- [Goal of the exercise]:
Tally the lines that hold the string "sameAs", and reply with the count alone.

- [Record list]:

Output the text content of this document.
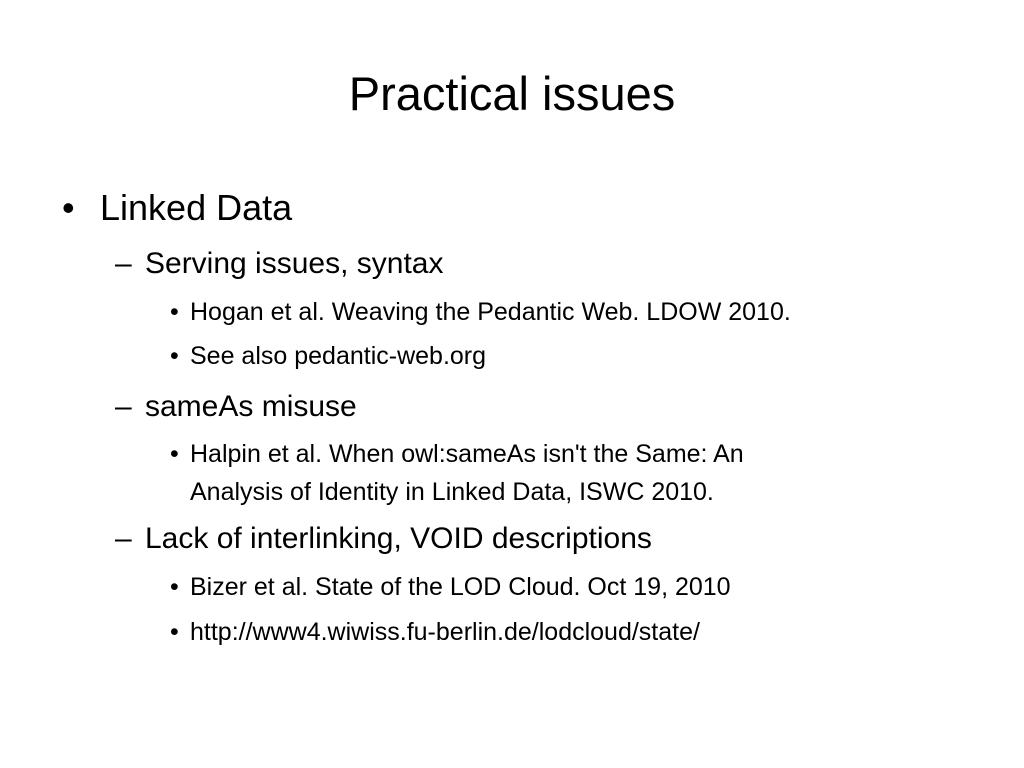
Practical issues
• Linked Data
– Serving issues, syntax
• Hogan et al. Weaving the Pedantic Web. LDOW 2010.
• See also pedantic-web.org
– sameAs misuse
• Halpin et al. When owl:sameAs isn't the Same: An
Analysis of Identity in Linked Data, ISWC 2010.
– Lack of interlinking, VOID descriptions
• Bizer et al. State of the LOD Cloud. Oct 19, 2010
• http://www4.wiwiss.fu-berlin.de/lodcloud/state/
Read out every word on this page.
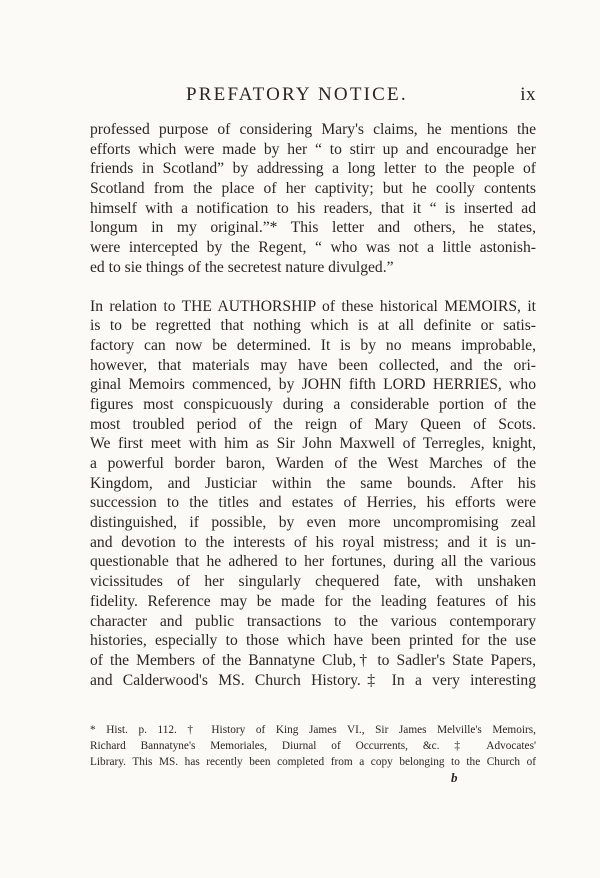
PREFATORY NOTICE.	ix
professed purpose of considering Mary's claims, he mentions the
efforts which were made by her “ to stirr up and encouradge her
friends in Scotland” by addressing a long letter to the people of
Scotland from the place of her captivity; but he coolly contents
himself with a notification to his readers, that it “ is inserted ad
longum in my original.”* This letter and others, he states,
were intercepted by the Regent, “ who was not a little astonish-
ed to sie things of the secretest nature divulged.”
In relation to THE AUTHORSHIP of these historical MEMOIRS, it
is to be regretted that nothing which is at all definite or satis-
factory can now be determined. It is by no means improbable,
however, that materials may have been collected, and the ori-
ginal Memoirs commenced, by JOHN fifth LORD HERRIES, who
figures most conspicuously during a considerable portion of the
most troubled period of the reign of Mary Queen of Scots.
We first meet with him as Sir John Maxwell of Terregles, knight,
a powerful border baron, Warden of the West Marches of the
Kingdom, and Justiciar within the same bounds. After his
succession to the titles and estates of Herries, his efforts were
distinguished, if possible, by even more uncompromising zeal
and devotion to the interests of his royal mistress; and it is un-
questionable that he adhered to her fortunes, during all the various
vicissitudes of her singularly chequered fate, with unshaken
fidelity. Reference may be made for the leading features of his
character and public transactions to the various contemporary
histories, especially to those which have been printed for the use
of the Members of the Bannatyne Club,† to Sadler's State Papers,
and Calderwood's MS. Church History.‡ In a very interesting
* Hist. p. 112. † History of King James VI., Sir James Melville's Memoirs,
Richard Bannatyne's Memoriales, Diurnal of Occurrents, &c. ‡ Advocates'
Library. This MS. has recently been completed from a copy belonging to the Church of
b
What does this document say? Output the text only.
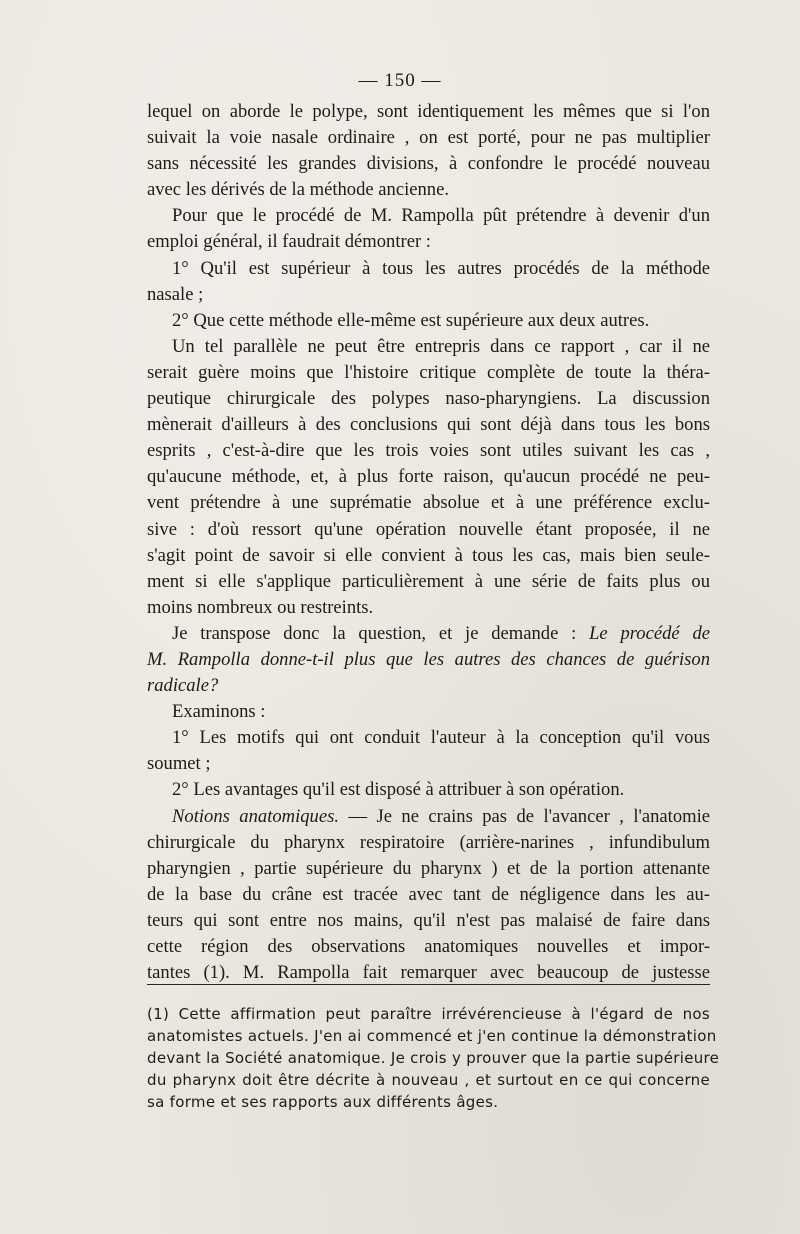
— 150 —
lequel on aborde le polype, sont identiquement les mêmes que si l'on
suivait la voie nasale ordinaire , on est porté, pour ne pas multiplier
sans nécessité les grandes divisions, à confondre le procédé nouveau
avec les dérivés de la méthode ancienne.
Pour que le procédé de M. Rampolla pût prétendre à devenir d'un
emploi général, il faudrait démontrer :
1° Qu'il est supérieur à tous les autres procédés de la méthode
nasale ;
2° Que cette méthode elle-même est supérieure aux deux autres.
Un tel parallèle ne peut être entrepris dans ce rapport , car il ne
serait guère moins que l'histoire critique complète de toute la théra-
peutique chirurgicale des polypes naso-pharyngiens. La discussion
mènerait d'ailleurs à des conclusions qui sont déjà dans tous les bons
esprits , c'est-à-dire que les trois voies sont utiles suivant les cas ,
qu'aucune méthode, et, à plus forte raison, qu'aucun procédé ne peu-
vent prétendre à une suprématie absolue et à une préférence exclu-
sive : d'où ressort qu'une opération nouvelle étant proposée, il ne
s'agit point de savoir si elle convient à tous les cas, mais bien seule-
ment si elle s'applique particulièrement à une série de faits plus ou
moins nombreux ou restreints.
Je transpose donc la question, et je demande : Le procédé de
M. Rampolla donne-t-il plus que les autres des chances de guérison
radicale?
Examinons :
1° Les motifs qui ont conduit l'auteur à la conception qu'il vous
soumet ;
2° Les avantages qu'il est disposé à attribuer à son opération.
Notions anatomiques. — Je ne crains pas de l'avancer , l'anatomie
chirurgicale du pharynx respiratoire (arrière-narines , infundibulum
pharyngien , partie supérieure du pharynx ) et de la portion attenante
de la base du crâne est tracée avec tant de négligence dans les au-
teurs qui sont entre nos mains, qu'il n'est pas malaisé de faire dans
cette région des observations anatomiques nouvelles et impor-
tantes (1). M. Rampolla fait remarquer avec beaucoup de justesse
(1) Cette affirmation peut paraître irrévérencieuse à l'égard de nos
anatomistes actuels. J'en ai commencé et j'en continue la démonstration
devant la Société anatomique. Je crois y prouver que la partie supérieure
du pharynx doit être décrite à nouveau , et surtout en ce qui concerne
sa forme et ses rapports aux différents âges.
--
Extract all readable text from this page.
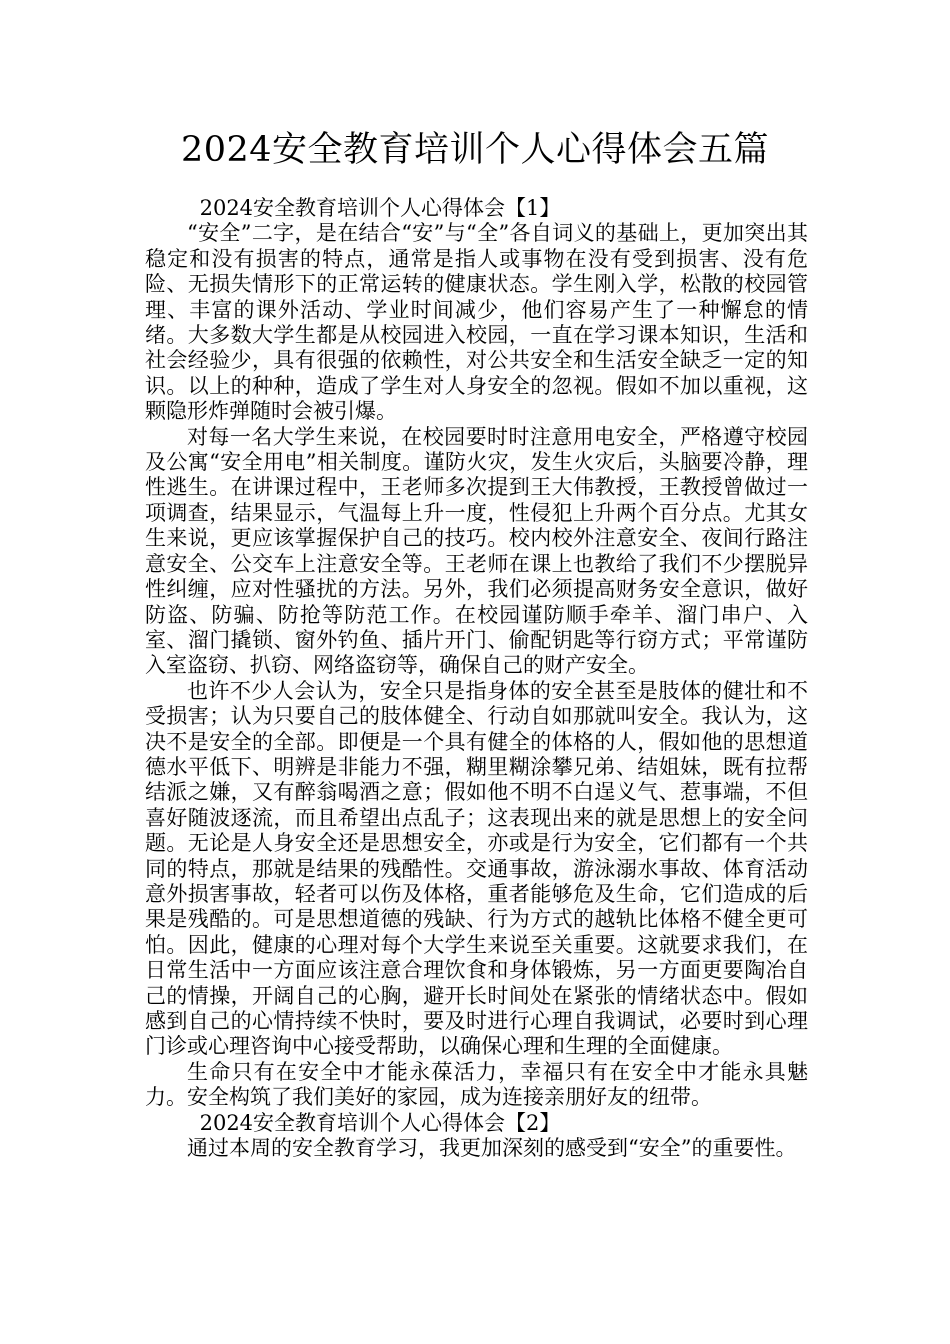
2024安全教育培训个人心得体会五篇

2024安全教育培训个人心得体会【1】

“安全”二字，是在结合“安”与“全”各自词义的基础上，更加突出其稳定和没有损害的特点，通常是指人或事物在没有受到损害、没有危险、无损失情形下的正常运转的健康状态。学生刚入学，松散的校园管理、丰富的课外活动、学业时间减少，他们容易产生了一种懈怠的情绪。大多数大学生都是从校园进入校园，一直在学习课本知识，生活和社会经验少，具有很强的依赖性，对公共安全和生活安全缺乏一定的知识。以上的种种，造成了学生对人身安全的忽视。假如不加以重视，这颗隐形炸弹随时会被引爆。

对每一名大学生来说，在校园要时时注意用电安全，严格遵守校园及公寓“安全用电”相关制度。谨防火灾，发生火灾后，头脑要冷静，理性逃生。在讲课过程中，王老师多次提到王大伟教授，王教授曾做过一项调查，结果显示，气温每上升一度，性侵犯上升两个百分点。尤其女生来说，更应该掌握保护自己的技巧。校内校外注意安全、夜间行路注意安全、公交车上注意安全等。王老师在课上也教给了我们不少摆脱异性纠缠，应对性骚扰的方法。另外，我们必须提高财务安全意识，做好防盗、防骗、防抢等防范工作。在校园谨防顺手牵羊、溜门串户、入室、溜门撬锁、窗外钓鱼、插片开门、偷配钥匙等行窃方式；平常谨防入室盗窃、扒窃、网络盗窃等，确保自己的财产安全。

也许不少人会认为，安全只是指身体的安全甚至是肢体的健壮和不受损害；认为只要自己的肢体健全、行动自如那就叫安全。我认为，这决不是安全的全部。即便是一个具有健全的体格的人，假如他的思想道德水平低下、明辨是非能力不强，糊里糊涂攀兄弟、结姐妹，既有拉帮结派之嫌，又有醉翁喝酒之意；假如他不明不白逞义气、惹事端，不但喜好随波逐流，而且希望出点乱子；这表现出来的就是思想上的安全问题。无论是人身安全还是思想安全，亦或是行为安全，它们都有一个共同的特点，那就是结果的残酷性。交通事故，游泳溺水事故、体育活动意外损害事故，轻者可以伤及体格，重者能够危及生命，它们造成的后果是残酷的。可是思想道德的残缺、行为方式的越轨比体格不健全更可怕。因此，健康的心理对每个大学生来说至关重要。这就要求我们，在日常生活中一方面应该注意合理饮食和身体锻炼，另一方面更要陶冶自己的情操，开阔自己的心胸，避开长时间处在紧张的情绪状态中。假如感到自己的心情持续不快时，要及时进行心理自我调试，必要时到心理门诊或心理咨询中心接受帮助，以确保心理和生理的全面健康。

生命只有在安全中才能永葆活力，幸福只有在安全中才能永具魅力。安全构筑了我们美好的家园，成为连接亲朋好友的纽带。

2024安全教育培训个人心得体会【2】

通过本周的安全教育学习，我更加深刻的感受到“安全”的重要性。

- [Exercise result]:
2